>>>>

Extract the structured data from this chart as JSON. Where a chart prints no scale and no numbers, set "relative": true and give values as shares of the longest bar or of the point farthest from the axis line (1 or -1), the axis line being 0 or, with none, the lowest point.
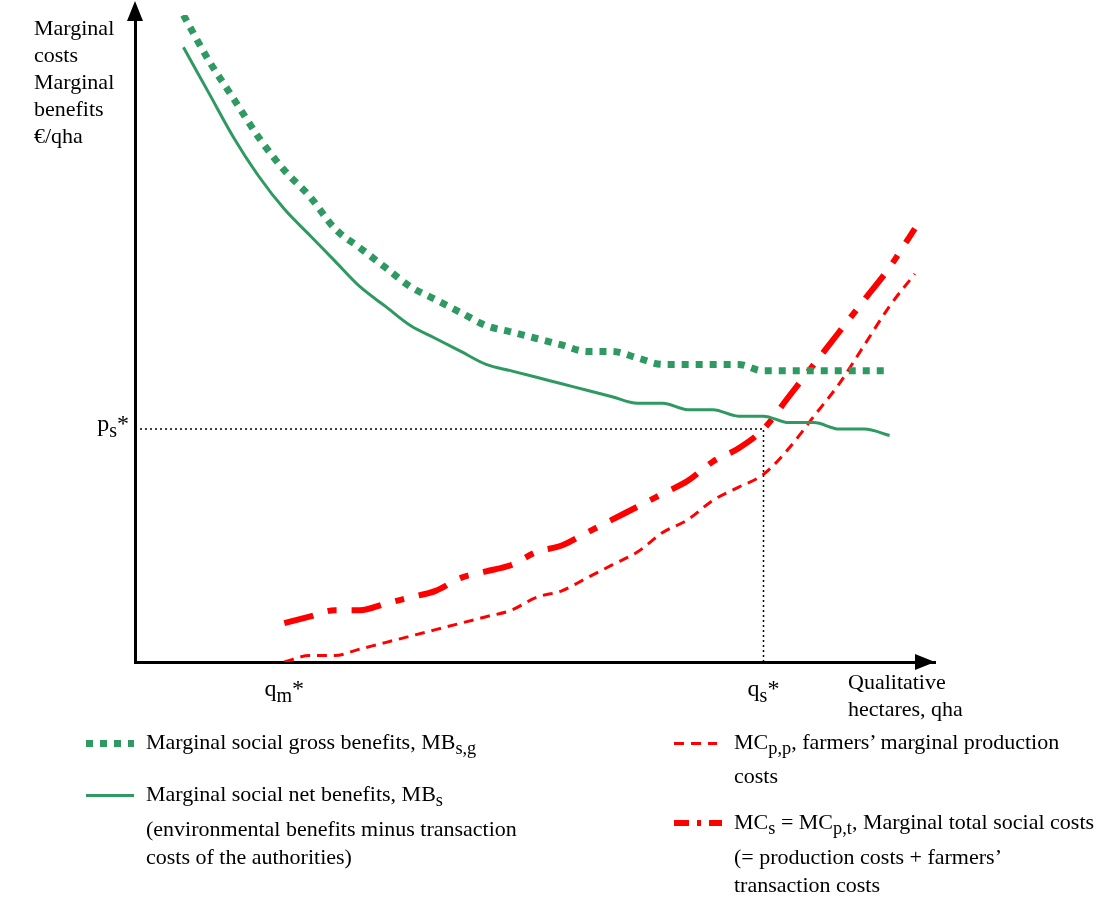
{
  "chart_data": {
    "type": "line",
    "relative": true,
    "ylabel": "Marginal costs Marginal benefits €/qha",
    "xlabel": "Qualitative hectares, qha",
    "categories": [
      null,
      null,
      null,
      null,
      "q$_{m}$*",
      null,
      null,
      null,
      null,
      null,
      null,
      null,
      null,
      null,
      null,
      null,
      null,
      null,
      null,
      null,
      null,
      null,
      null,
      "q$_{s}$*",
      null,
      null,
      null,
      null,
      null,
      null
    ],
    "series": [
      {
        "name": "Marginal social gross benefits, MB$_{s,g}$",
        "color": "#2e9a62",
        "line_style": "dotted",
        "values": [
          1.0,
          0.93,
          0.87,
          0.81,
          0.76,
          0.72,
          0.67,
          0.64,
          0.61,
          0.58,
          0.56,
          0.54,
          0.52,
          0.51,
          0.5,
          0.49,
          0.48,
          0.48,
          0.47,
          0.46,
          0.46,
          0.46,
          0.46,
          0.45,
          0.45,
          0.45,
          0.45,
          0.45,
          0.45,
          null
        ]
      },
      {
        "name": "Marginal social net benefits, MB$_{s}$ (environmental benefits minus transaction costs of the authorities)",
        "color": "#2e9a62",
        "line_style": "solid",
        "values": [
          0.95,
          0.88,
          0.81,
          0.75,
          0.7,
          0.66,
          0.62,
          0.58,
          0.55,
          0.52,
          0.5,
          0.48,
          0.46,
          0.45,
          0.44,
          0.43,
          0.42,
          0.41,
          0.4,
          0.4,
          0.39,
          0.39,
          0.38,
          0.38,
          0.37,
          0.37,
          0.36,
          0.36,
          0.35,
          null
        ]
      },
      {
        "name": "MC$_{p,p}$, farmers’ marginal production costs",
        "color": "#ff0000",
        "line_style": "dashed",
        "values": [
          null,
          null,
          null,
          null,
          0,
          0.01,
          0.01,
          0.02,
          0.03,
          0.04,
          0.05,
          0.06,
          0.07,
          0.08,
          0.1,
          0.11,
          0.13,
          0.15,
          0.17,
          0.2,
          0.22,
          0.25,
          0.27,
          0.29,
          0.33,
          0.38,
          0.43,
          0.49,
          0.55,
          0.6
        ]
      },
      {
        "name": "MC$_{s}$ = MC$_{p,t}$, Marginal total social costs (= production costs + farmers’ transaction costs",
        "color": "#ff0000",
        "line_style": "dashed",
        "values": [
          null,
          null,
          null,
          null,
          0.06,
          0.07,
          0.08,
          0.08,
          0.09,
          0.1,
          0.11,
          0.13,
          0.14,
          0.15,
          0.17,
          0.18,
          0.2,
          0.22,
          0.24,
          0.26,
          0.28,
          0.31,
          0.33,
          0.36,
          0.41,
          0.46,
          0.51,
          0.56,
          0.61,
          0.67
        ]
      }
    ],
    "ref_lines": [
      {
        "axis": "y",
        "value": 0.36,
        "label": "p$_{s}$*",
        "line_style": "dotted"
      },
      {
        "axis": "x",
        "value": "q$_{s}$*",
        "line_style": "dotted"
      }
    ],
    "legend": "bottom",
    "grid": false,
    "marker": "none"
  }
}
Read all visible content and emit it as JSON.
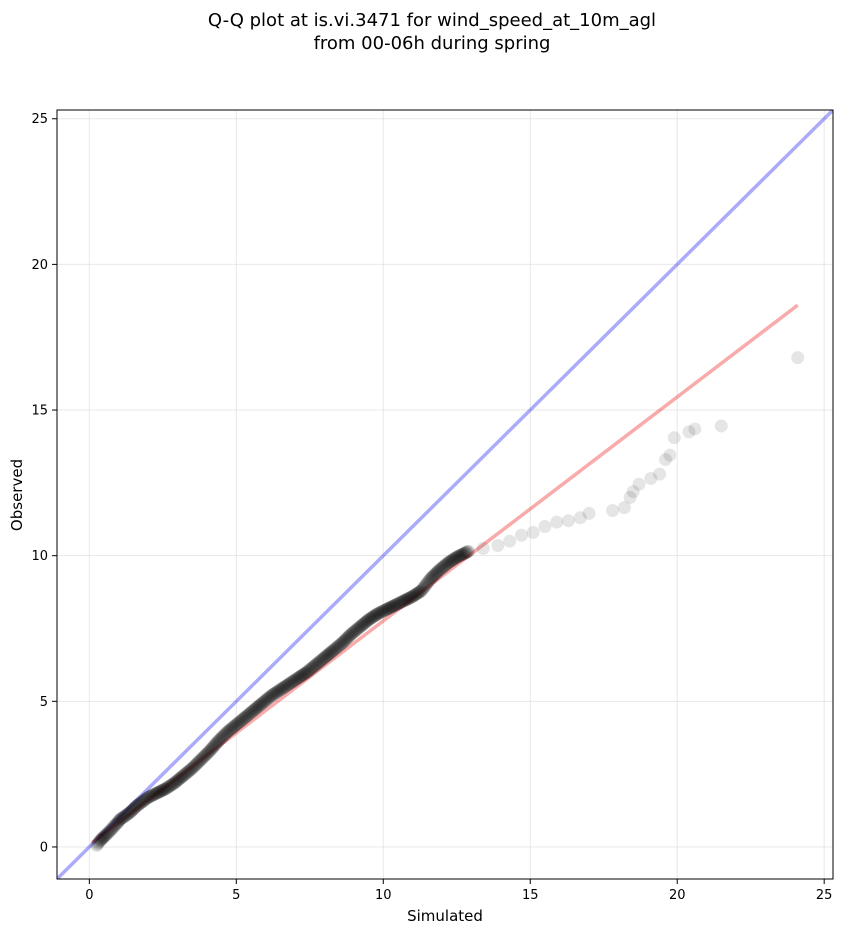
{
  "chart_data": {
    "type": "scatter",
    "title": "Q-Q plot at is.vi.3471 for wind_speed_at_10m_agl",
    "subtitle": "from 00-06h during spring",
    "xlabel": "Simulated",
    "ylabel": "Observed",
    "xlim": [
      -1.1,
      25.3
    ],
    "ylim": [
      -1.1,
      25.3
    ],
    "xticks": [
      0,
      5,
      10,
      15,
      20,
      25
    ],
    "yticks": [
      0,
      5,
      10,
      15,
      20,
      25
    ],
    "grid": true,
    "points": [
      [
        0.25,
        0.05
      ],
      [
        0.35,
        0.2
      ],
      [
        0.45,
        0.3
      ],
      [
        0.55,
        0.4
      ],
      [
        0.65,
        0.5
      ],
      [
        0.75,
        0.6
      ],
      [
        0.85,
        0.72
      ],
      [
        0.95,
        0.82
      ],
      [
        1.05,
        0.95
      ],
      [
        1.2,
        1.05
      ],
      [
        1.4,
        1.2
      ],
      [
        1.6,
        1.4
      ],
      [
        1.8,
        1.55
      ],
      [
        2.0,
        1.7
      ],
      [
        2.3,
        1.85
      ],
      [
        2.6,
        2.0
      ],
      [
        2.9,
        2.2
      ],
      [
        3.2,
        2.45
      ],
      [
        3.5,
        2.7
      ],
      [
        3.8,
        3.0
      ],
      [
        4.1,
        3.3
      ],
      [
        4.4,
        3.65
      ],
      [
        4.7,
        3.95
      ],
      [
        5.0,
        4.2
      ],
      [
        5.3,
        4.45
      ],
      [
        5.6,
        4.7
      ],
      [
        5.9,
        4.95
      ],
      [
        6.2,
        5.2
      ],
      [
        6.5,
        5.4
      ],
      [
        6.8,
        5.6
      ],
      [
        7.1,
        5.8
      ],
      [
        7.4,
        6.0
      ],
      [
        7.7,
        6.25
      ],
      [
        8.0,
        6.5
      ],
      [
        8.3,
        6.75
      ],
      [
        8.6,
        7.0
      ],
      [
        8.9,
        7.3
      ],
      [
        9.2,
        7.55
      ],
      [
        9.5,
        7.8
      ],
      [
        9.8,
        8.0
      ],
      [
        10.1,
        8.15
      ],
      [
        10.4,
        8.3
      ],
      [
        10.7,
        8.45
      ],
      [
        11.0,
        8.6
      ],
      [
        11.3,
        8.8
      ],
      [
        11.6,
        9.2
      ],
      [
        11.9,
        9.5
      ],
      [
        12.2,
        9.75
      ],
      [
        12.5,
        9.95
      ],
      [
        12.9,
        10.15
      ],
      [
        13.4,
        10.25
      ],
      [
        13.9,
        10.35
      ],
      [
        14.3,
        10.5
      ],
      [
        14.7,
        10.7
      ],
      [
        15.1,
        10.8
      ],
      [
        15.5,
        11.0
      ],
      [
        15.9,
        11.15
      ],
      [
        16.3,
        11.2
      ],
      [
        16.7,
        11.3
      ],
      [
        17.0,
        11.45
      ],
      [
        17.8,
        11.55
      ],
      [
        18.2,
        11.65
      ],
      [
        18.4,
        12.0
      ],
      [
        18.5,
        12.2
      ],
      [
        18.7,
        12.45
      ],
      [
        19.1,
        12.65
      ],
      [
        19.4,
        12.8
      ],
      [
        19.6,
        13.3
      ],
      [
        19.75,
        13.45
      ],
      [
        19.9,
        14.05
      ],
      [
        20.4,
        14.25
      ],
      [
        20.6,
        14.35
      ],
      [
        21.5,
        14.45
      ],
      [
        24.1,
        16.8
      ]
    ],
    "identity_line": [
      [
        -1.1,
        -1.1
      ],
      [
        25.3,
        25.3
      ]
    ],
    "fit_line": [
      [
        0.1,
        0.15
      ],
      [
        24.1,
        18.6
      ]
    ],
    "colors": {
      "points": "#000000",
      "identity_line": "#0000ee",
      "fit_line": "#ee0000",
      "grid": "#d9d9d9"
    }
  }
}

<<<<
>>>>

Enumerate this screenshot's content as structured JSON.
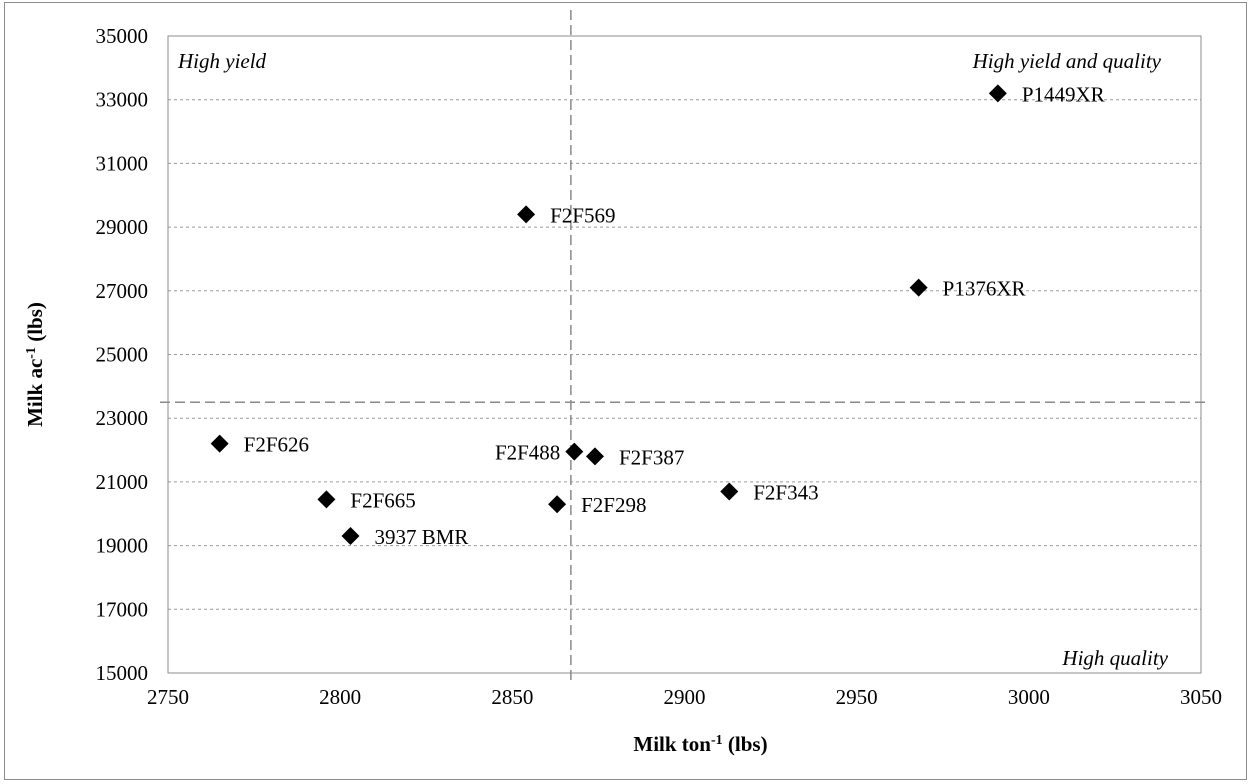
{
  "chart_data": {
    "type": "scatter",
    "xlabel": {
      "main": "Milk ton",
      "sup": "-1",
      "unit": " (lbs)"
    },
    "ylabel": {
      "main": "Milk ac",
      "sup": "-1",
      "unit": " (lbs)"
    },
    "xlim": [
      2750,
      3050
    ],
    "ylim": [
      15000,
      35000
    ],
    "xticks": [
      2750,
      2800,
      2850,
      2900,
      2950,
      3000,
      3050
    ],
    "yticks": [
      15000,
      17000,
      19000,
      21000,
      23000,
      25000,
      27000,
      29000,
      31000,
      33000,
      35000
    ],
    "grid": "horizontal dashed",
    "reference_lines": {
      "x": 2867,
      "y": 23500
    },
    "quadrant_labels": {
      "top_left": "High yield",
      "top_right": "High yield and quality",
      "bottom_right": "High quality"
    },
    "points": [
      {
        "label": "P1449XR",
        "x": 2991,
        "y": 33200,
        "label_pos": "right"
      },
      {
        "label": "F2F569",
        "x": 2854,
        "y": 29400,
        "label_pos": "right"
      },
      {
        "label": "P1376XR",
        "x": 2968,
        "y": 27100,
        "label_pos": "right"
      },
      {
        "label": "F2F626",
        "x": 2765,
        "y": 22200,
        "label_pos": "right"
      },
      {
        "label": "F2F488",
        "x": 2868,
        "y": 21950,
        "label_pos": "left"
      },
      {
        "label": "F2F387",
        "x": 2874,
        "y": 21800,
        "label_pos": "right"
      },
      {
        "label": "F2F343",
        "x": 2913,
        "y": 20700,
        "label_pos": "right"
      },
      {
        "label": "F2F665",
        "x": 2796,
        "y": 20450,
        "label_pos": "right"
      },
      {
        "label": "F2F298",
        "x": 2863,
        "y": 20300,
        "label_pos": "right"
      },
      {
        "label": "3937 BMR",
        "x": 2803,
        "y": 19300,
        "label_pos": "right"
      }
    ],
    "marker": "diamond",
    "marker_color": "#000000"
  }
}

<<<<

Output a single number: how many lines contain the word "true".

3